What to work on: Bring together every line in the data that includes "högskolestudenter".

+ + + +

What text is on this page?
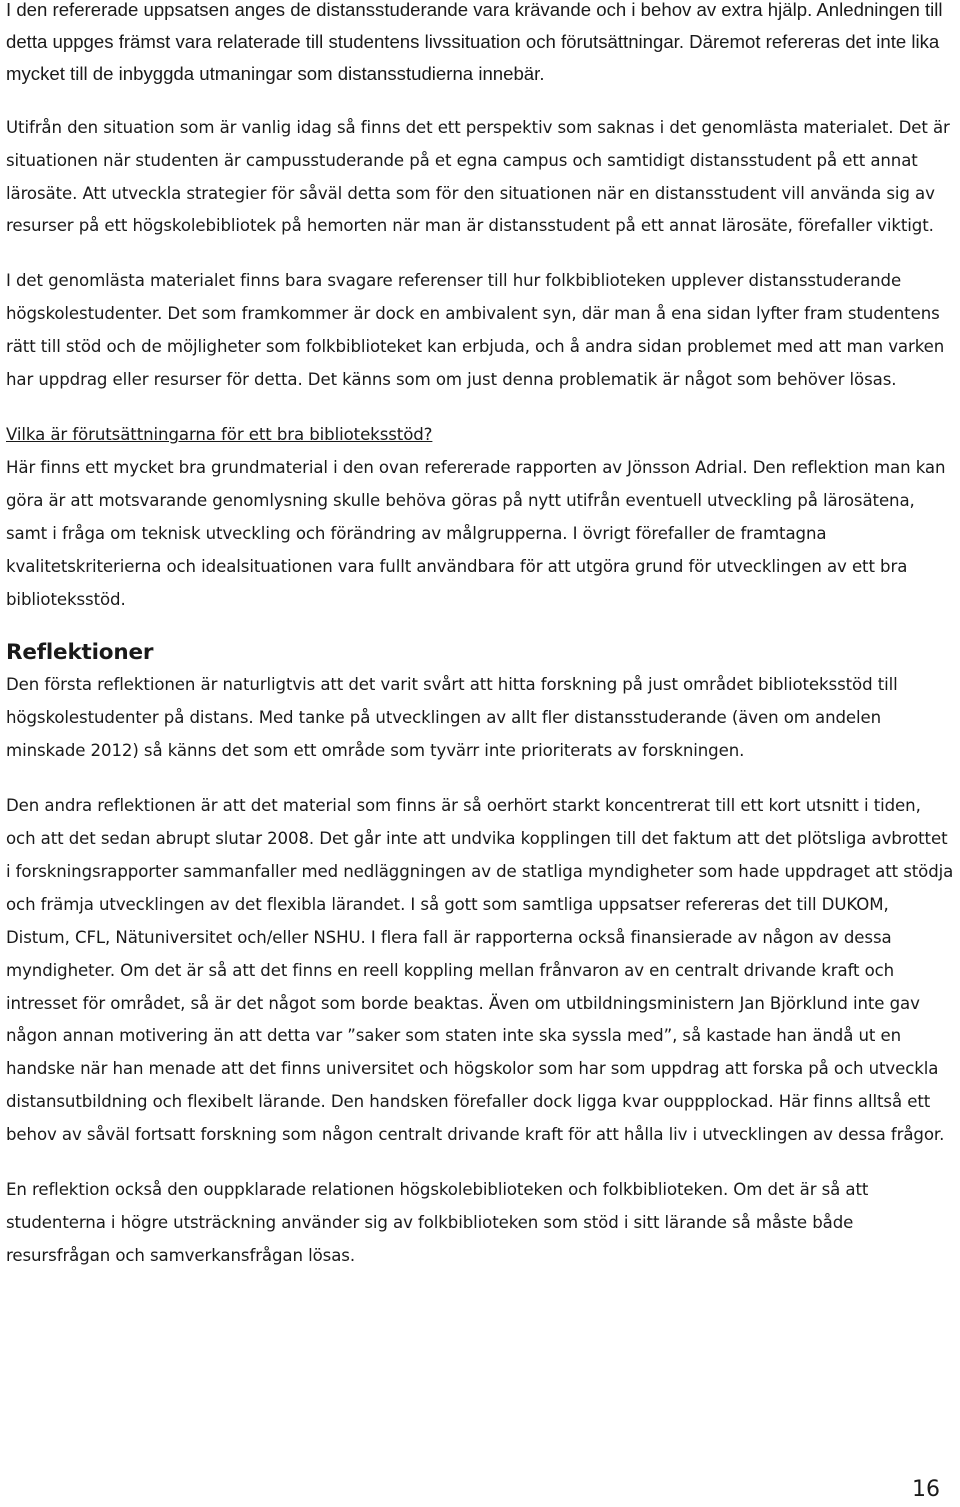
I den refererade uppsatsen anges de distansstuderande vara krävande och i behov av extra hjälp. Anledningen till detta uppges främst vara relaterade till studentens livssituation och förutsättningar. Däremot refereras det inte lika mycket till de inbyggda utmaningar som distansstudierna innebär.

Utifrån den situation som är vanlig idag så finns det ett perspektiv som saknas i det genomlästa materialet. Det är situationen när studenten är campusstuderande på et egna campus och samtidigt distansstudent på ett annat lärosäte. Att utveckla strategier för såväl detta som för den situationen när en distansstudent vill använda sig av resurser på ett högskolebibliotek på hemorten när man är distansstudent på ett annat lärosäte, förefaller viktigt.

I det genomlästa materialet finns bara svagare referenser till hur folkbiblioteken upplever distansstuderande högskolestudenter. Det som framkommer är dock en ambivalent syn, där man å ena sidan lyfter fram studentens rätt till stöd och de möjligheter som folkbiblioteket kan erbjuda, och å andra sidan problemet med att man varken har uppdrag eller resurser för detta. Det känns som om just denna problematik är något som behöver lösas.

Vilka är förutsättningarna för ett bra biblioteksstöd?

Här finns ett mycket bra grundmaterial i den ovan refererade rapporten av Jönsson Adrial. Den reflektion man kan göra är att motsvarande genomlysning skulle behöva göras på nytt utifrån eventuell utveckling på lärosätena, samt i fråga om teknisk utveckling och förändring av målgrupperna. I övrigt förefaller de framtagna kvalitetskriterierna och idealsituationen vara fullt användbara för att utgöra grund för utvecklingen av ett bra biblioteksstöd.

Reflektioner

Den första reflektionen är naturligtvis att det varit svårt att hitta forskning på just området biblioteksstöd till högskolestudenter på distans. Med tanke på utvecklingen av allt fler distansstuderande (även om andelen minskade 2012) så känns det som ett område som tyvärr inte prioriterats av forskningen.

Den andra reflektionen är att det material som finns är så oerhört starkt koncentrerat till ett kort utsnitt i tiden, och att det sedan abrupt slutar 2008. Det går inte att undvika kopplingen till det faktum att det plötsliga avbrottet i forskningsrapporter sammanfaller med nedläggningen av de statliga myndigheter som hade uppdraget att stödja och främja utvecklingen av det flexibla lärandet. I så gott som samtliga uppsatser refereras det till DUKOM, Distum, CFL, Nätuniversitet och/eller NSHU. I flera fall är rapporterna också finansierade av någon av dessa myndigheter. Om det är så att det finns en reell koppling mellan frånvaron av en centralt drivande kraft och intresset för området, så är det något som borde beaktas. Även om utbildningsministern Jan Björklund inte gav någon annan motivering än att detta var ”saker som staten inte ska syssla med”, så kastade han ändå ut en handske när han menade att det finns universitet och högskolor som har som uppdrag att forska på och utveckla distansutbildning och flexibelt lärande. Den handsken förefaller dock ligga kvar ouppplockad. Här finns alltså ett behov av såväl fortsatt forskning som någon centralt drivande kraft för att hålla liv i utvecklingen av dessa frågor.

En reflektion också den ouppklarade relationen högskolebiblioteken och folkbiblioteken. Om det är så att studenterna i högre utsträckning använder sig av folkbiblioteken som stöd i sitt lärande så måste både resursfrågan och samverkansfrågan lösas.

16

+ + + +

Task solution:
I det genomlästa materialet finns bara svagare referenser till hur folkbiblioteken upplever distansstuderande högskolestudenter. Det som framkommer är dock en ambivalent syn, där man å ena sidan lyfter fram studentens rätt till stöd och de möjligheter som folkbiblioteket kan erbjuda, och å andra sidan problemet med att man varken har uppdrag eller resurser för detta. Det känns som om just denna problematik är något som behöver lösas.
Den första reflektionen är naturligtvis att det varit svårt att hitta forskning på just området biblioteksstöd till högskolestudenter på distans. Med tanke på utvecklingen av allt fler distansstuderande (även om andelen minskade 2012) så känns det som ett område som tyvärr inte prioriterats av forskningen.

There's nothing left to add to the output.